[begin Text to read]
What was the point of this large-scale taxpayer-funded exercise? If it was simply to bypass Telstra (the incumbent telco was showing a very definite aversion to investing in new urban infrastructure), then to some extent it worked, and public funds were used to build this access infrastructure, and Telstra was cut out of the provision of basic access business for residential customers as a consequence. But if the aim was to dilute Telstra’s encompassing dominant position in this space it failed comprehensively. Telstra is still the dominant provider in this space, and it now has access to this taxpayer-funded fibre infrastructure on highly advantaged terms, as the POI access infrastructure for Telstra was already in place. One AusNOG presenter noted that Telstra already had 370,000 km of ducts and tunnels and any competitor either had to rent access from Telstra or struggle with building out its own POI access. So, has the NBN bypassed Telstra? Well, yes, but in so doing it relieved Telstra of some of the more onerous costs and burdens of running a last-mile access network and allowed the company to further entrench its dominant position in the Australian retail market. It is extremely hard not to be cynical about this entire exercise!

Speed and quality

The retail ISP landscape has always fixated on speed. Consumers expect that faster services will cost more, and this greater speed will directly relate to a superior service experience. ISPs quote bandwidth, or access speed to consumers as the metric that denotes the quality of the delivered service. Faster is better, right?

Latency, or end-to-end delay, also has a lot to do with the quality of the delivered service. Transactions across a local network seem to be more responsive to users simply because of the lower latency, and not necessarily because of a difference in capacity. In addition, there is the stability of latency, or jitter. Highly unstable systems with a high jitter rate tend to confuse feedback-controlled protocols such as TCP and drive the protocol into slower data rates because of the difficulty in sustaining a stable round trip time estimate in the face of high jitter. Loss and bit error rates are also critical elements of the delivered service.

What factors have a bearing on delivered service quality, and how do they relate to speed?

In addition to the factors of latency, jitter, and loss, location of the measurement endpoints for a speed test has an impact on the result. On the client side, it’s the termination of the access service or a host connected inside the client network which may possibly have a Wi-Fi access link. On the server side it’s a case of how deep inside the ISP network and how much contention there is between the service elements at the time of the test. Is this a test on an otherwise idle access service? What’s the variation between this idle measurement and one where the service is loaded with other traffic? There is the consideration of retransmits, and the measurement of delivered capacity compared to delivered throughput. 

The presentation exposed for me just how much we don’t know about these kinds of systems we use trillions of times each and every day!

Why should ISPs care about DNS privacy?

I must admit that this is a fine question, but I’m really not sure how to answer it. Andrew Campling’s presentation did a good job of describing the various permutations of DNS over encrypted sessions, but I’m not sure that it managed to provide a good answer to this basic question. The issue for many ISPs is that the DNS is a business overhead, not a source of revenue.
[end Text to read]
[begin Records shown]
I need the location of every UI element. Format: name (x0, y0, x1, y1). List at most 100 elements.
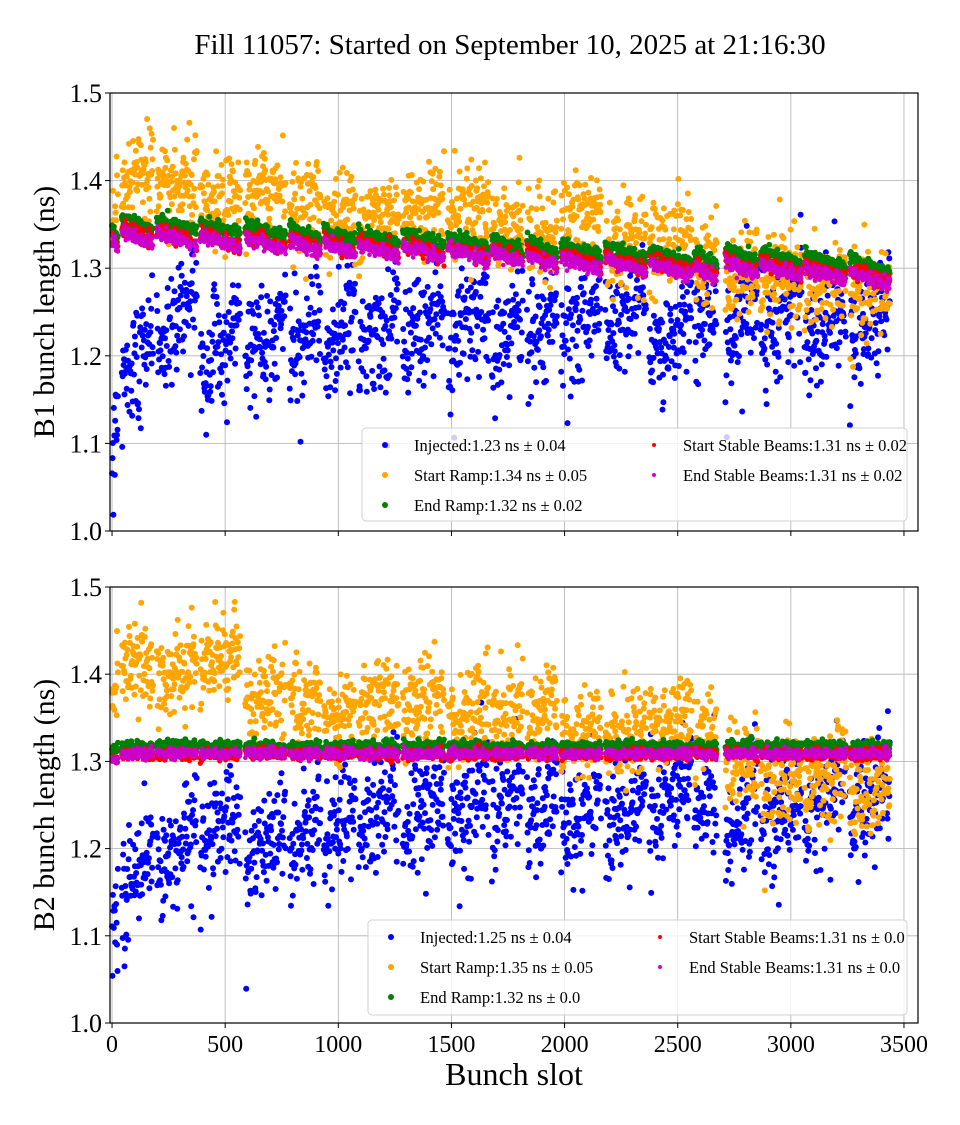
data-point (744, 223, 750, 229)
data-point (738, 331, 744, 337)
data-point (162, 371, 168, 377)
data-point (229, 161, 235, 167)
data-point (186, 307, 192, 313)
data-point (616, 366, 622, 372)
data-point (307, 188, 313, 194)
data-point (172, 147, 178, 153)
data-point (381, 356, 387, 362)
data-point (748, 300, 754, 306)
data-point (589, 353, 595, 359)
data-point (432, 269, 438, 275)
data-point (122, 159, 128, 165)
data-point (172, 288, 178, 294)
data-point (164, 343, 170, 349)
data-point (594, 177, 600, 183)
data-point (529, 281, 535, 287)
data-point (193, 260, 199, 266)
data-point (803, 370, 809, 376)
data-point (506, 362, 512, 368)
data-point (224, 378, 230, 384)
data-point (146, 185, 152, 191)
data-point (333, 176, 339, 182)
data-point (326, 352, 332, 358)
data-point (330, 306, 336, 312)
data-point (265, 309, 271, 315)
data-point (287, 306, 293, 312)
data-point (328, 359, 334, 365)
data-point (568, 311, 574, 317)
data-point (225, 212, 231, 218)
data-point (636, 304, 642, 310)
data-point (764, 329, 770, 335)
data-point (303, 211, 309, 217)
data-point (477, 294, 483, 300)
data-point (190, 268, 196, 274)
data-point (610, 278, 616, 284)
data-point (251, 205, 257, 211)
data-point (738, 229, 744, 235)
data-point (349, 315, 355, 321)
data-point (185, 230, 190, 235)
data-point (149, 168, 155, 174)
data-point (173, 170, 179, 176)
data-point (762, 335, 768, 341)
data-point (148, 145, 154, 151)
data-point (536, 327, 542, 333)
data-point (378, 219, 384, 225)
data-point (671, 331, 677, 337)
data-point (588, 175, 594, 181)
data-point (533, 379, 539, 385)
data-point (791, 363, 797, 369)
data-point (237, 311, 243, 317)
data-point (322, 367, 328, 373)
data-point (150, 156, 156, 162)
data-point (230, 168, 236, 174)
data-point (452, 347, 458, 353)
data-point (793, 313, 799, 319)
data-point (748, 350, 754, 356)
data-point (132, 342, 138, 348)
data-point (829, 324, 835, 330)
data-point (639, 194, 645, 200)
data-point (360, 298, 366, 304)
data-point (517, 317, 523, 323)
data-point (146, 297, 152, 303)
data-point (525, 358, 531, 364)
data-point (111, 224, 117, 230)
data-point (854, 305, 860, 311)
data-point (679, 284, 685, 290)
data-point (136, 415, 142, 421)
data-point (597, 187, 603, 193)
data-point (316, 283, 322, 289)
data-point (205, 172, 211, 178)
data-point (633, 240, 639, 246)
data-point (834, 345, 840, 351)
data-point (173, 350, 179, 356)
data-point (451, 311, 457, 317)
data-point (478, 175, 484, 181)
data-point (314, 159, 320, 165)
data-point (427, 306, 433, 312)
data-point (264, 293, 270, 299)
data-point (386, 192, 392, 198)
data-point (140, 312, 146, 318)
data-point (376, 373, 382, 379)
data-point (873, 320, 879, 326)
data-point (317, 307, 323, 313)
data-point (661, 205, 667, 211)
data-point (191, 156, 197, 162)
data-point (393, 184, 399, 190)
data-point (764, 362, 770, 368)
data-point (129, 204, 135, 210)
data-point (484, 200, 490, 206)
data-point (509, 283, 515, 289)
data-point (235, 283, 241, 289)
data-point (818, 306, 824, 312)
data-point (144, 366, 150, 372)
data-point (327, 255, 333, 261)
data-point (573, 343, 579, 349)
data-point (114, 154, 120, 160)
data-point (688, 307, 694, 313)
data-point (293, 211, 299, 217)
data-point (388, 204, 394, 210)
[end Records shown]
● **Requirements**
Reproduce the part of the internet access text that begins at the words "In addition to" and stops after "to delivered throughput.".

● **Response to the task**
In addition to the factors of latency, jitter, and loss, location of the measurement endpoints for a speed test has an impact on the result. On the client side, it’s the termination of the access service or a host connected inside the client network which may possibly have a Wi-Fi access link. On the server side it’s a case of how deep inside the ISP network and how much contention there is between the service elements at the time of the test. Is this a test on an otherwise idle access service? What’s the variation between this idle measurement and one where the service is loaded with other traffic? There is the consideration of retransmits, and the measurement of delivered capacity compared to delivered throughput.